— start RECORD SET —

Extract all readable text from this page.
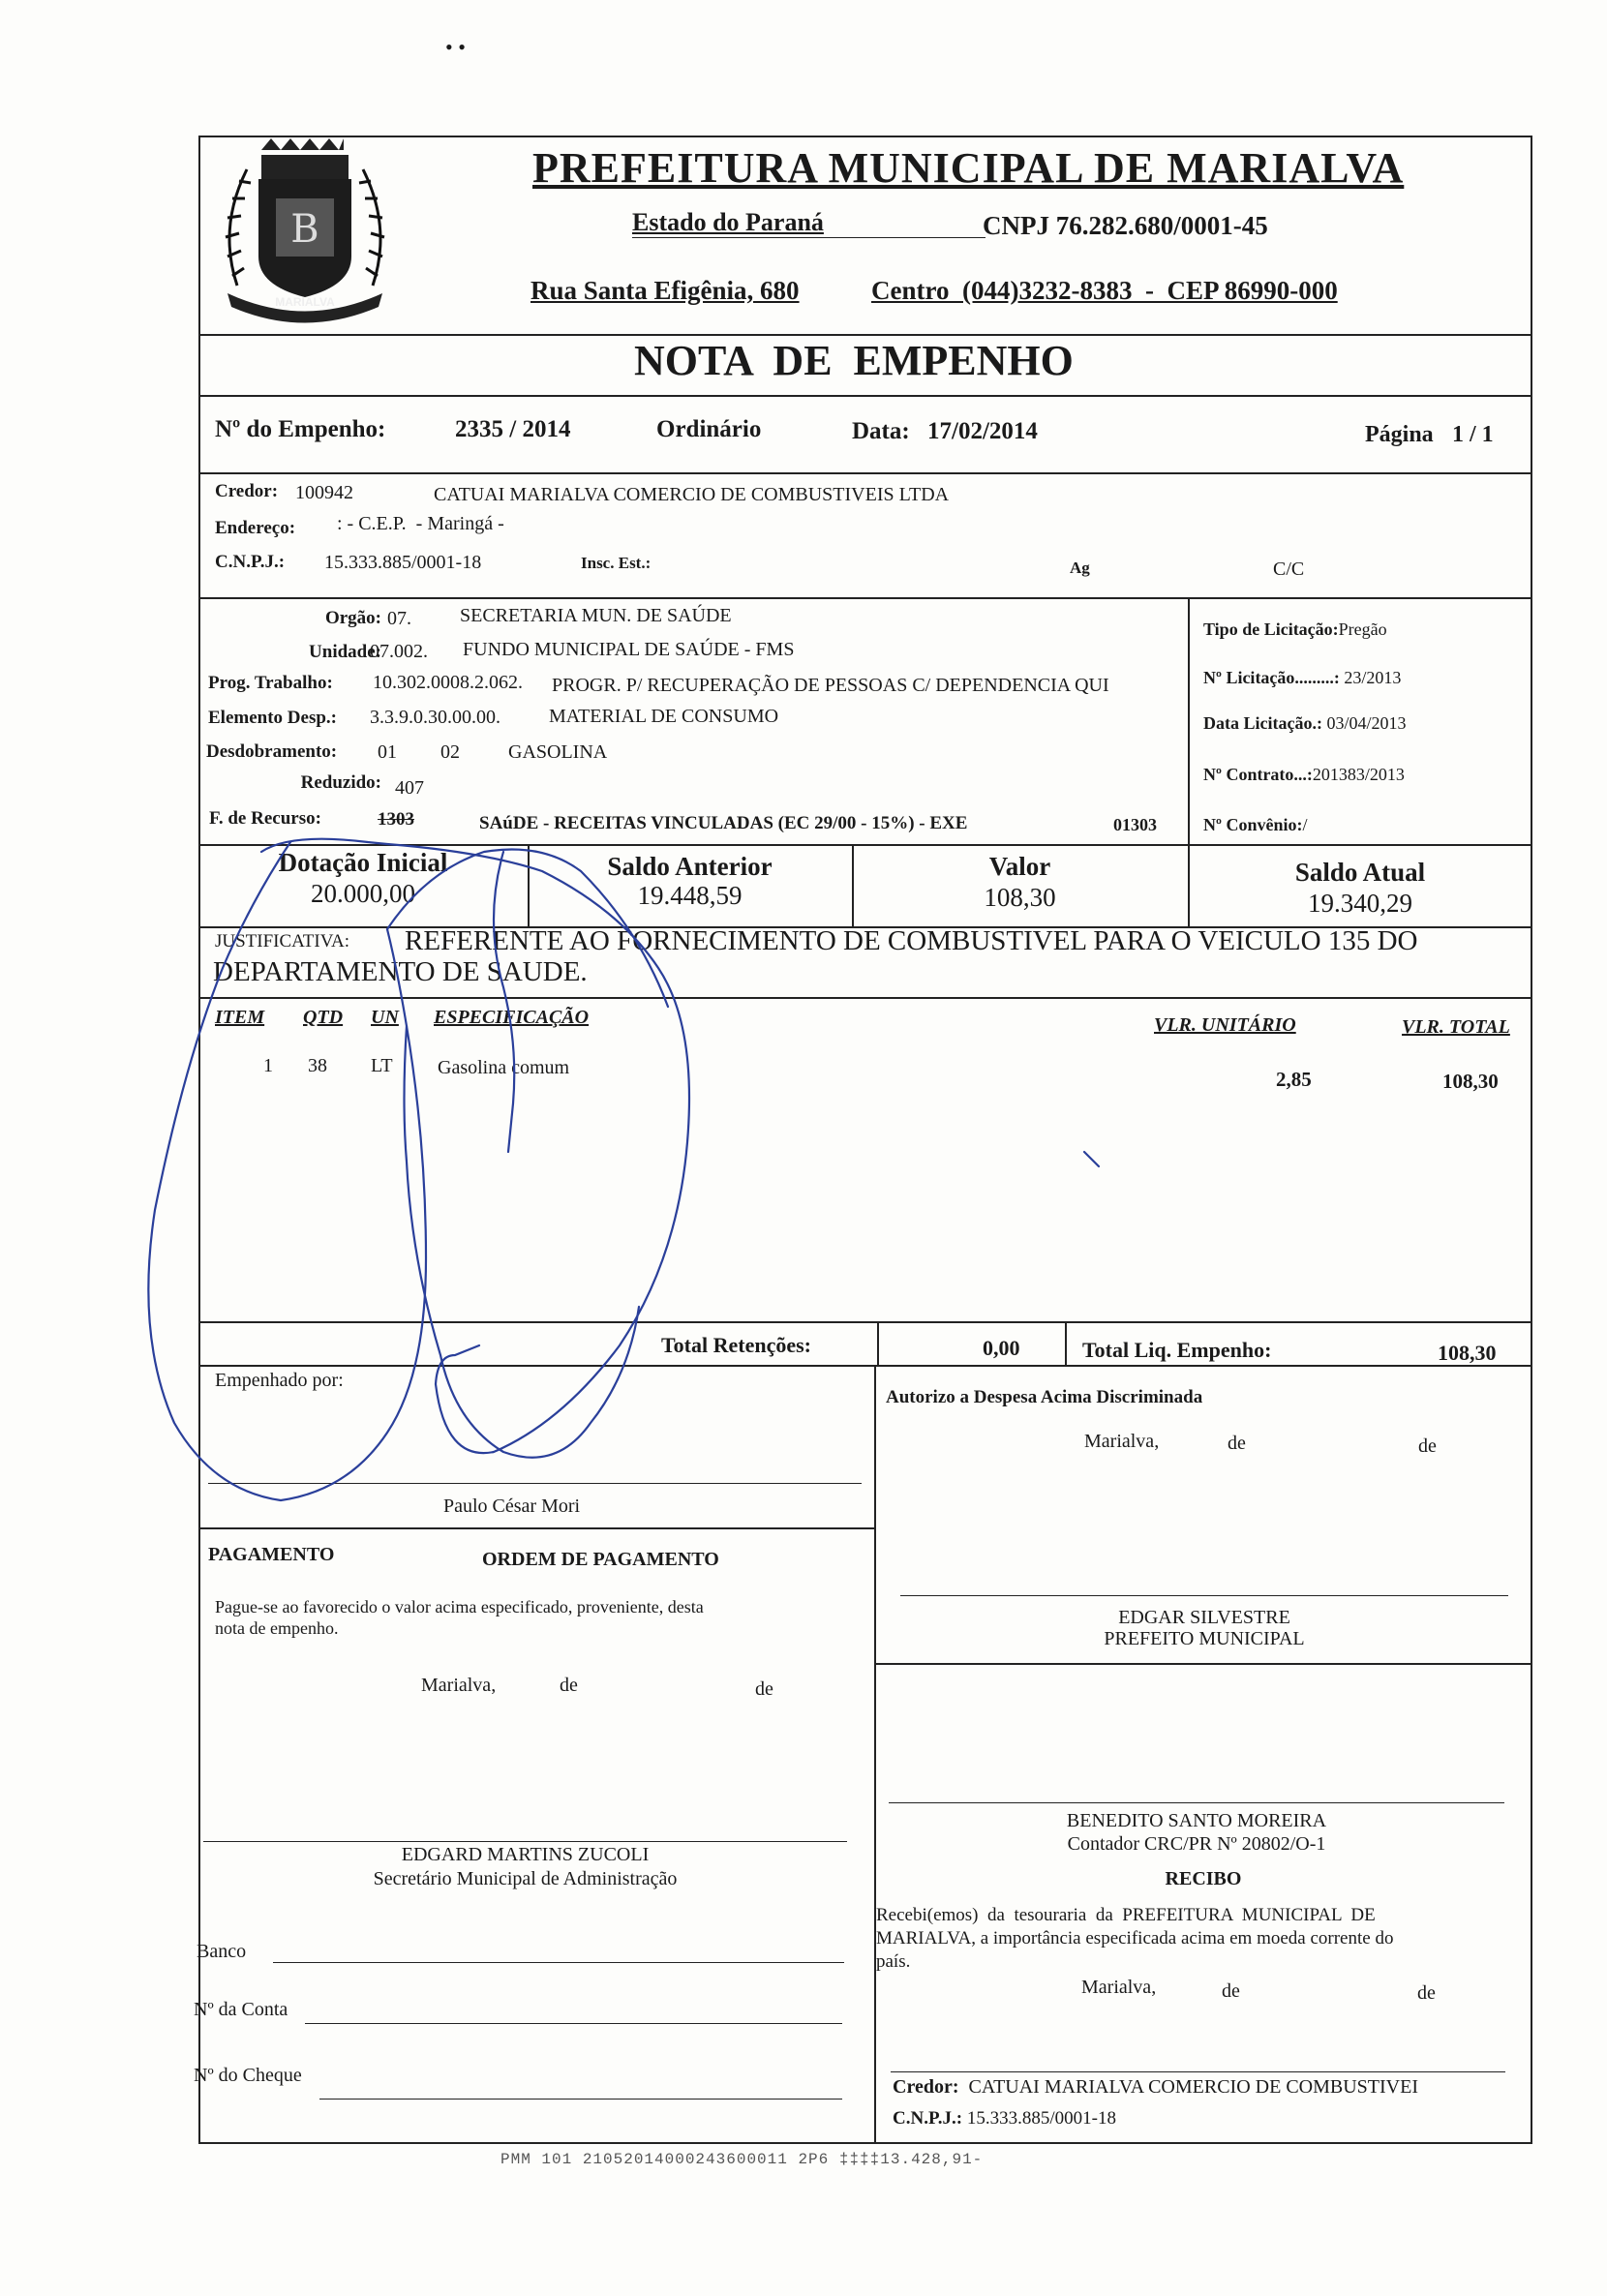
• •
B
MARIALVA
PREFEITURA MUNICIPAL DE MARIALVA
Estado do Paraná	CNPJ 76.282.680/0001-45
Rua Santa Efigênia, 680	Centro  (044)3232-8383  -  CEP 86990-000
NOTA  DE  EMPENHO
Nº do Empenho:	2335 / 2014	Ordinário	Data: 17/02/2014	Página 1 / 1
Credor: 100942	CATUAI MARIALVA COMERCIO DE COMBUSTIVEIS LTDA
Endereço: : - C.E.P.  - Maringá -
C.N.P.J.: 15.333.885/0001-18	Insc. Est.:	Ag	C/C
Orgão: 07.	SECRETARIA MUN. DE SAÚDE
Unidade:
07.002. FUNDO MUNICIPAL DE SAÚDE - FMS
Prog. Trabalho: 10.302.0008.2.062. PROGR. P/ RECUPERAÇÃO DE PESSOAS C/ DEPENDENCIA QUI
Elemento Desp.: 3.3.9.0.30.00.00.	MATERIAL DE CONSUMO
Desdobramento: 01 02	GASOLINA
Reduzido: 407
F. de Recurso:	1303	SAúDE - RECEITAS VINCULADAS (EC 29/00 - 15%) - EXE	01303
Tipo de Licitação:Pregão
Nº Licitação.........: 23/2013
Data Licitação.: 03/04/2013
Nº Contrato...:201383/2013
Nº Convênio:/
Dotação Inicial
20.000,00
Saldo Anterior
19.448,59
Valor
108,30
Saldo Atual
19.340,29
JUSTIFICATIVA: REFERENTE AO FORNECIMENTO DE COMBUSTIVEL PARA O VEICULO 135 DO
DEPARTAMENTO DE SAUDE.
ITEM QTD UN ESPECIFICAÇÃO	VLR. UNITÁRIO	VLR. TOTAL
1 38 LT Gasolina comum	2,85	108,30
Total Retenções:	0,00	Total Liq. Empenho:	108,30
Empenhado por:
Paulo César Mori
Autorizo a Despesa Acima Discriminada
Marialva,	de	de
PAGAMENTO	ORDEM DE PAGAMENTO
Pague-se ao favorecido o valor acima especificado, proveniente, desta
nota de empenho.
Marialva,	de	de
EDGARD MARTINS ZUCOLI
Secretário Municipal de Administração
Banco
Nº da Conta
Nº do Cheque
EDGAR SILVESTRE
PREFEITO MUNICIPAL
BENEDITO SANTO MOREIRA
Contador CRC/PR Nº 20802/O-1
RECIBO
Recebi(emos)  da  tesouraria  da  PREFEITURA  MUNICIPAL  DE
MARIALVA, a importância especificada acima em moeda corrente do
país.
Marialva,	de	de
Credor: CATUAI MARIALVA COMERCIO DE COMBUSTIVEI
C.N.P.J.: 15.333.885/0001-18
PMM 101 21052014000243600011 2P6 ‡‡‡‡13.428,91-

— end RECORD SET —
— start RECORD SET —

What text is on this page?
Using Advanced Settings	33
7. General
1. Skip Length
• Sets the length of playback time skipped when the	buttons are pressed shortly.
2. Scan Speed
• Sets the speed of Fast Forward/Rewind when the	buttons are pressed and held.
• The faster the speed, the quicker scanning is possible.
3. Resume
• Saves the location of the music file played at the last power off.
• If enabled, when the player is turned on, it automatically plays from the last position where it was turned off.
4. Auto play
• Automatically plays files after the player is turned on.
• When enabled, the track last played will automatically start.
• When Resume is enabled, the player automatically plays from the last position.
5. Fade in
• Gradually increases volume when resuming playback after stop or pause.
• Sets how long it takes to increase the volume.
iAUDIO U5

— end RECORD SET —

TASK GOAL: Select all lines in the listing that include the word "enabled".

TASK OUTPUT:
• If enabled, when the player is turned on, it automatically plays from the last position where it was turned off.
• When enabled, the track last played will automatically start.
• When Resume is enabled, the player automatically plays from the last position.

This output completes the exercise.